• Consigna de trabajo 1:
Responda, con base en el texto sobre México, estas preguntas:
(a) ¿A quién está dedicado y con qué motivo?
(b) ¿Cuántas ciudades se mencionan como total?
(c) ¿Con qué adjetivo se califica a Toluca?
• Consigna de trabajo 2:
Según el texto sobre México, ¿por qué sorprende el medio ambiente a quien escribe? Explíquelo en una a tres oraciones.
• Consigna de trabajo 3:
Prolongue el texto sobre México a partir de la última oración que aparece.

Para Alejandro Fujigaki Lares, por su cumpleaños
No se ama a México, se aprende a quererlo. Odio y amo a mi país con la misma intensidad y quien diga lo contrario será un farsante. Aquí he vivido lo más bello y he visto la miseria humana en su máxima expresión.
En primer lugar, lo más obvio: el medio ambiente me sorprende: los climas en México son algo destacable: desiertos, mares y playas, montañas, bosques, manglares, selva de concreto, cualquiera es fascinante. En un solo día puedes visitar varios ecosistemas, con frío, calor, aridez, humedad, clasismo o pobreza extrema.
En los muchos climas hay muchas localidades. Son 74 ciudades, desde la capital (tercamente llamada La Ciudad), Monterrey de acero, Guadalajara diverso, Puebla mocho, León extraña, por citar las grandes, pero también la gélida Toluca, la rústica San Cristóbal de las Casas, la voluptuosa Guanajuato, la ardiente Villahermosa.

• Ítems proporcionados:

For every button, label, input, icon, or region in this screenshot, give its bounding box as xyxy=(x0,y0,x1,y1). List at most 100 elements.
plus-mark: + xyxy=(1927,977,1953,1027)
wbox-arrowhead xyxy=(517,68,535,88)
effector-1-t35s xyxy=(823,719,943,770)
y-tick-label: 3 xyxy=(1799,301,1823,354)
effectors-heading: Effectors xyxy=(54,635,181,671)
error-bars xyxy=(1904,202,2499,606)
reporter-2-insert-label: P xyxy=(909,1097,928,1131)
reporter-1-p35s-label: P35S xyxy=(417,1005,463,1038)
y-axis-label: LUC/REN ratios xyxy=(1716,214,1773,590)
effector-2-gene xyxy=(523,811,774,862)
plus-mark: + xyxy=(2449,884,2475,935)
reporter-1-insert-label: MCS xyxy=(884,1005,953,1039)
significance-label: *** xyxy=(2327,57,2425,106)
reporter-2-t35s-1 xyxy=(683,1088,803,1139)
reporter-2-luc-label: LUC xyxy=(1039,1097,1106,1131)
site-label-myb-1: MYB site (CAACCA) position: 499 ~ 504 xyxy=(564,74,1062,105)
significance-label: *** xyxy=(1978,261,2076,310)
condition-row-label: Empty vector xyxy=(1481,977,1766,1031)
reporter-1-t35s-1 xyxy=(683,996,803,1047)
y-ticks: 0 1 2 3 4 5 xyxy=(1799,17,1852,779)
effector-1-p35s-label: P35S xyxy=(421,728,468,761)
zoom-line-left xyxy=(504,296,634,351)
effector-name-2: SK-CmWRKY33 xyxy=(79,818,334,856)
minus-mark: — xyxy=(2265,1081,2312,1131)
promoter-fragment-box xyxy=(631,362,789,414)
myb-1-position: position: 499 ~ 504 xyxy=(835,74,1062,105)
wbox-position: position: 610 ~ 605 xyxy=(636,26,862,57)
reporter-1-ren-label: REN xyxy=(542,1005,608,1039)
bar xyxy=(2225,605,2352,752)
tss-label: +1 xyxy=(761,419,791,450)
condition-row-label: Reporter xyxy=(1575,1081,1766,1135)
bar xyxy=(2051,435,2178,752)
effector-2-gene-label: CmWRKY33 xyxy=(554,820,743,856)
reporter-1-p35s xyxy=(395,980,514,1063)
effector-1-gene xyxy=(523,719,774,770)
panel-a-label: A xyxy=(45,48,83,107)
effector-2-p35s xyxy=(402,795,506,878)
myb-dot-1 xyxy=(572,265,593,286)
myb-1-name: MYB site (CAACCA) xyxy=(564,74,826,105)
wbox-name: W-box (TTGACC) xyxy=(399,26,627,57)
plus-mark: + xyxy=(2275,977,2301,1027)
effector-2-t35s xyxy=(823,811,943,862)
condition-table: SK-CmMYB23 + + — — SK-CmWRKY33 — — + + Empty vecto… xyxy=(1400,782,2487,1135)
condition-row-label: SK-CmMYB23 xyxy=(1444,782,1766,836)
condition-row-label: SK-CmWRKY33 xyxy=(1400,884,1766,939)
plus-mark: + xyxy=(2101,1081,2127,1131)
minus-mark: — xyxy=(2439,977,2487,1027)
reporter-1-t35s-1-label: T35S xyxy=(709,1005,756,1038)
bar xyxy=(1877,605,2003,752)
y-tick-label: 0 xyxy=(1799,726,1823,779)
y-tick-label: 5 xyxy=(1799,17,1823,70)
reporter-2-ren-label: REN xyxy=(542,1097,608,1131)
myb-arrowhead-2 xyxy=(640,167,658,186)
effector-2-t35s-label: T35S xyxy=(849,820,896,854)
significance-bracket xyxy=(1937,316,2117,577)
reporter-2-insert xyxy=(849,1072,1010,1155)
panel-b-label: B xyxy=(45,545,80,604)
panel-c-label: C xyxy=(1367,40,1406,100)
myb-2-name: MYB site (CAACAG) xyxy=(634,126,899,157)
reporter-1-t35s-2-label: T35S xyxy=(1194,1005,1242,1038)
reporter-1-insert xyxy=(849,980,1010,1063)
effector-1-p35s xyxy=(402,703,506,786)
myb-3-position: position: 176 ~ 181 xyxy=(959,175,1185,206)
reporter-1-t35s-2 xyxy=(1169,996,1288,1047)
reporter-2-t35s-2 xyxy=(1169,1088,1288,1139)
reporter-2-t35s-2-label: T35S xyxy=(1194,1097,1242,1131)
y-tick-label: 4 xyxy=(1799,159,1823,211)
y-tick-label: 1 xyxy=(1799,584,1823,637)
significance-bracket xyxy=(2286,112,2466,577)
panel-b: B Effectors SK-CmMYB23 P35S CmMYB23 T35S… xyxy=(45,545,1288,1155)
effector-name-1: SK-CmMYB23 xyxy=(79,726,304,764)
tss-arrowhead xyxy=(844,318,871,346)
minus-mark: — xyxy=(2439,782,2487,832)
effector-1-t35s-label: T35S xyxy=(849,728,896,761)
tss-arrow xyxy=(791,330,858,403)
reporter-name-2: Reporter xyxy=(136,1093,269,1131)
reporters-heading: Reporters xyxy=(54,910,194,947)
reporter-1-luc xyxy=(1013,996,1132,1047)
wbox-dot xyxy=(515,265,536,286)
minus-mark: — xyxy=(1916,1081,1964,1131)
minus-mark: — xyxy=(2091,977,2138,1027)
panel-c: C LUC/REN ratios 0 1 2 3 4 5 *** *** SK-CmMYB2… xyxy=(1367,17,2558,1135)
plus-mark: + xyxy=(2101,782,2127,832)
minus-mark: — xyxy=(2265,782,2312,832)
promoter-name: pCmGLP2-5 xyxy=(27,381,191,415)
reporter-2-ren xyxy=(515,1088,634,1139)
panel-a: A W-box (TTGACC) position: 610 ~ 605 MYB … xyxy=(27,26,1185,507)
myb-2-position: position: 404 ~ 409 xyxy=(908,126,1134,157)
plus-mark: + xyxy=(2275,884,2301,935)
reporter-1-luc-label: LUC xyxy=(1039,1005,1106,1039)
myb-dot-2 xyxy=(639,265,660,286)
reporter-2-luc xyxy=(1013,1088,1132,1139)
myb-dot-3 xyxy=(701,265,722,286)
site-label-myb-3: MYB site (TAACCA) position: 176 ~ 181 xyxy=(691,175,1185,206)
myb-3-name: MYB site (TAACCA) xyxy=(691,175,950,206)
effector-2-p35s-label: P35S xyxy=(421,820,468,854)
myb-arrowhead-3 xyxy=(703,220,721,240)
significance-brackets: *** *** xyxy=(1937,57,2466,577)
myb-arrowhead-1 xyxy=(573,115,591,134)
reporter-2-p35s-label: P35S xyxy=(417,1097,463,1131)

• Cuadro de respuesta 1:
(a) A Alejandro Fujigaki Lares, por su cumpleaños.
(b) 74 ciudades.
(c) Gélida.

• Cuadro de respuesta 2:
Porque los climas de México son destacables: hay desiertos, mares y playas, montañas, bosques, manglares y selva de concreto, y cualquiera de ellos es fascinante. Además, en un solo día se pueden visitar varios ecosistemas.

• Cuadro de respuesta 3:
Inventamos nuestros pueblos mágicos, ya más de 130. Uno de mis favoritos es Bernal (piedrota en Querétaro), pero no fallan Tlayacapan (momias en Morelos), Tlacotalpan (mostachones de Veracruz), San Miguel de Alende (gringos en Guanajuato), Pátzcuaro (paraíso en Michoacán) y mi amado Taxco (con sus leyendas en Guerrero), entre otros.
La comida, sí, la comida, el alimento, el monchis, el pipirín, como le digas. Es patrimonio cultural de la apestosa humanidad, sobre todo de nuestros grasientos paladares. Cada región con sus materias primas y virtudes, sus locuras culinarias y arraigados platos. Hay comida casi extraterrestre, que si los quintoniles, las iguanas, el chicharrón de la Ramos, las tortas de tamal (sí, está mal), el pipián que sepa dios (que no existe) de qué estará hecho, el chile en nogada, el clemole… sígale usted, ya estoy babeando.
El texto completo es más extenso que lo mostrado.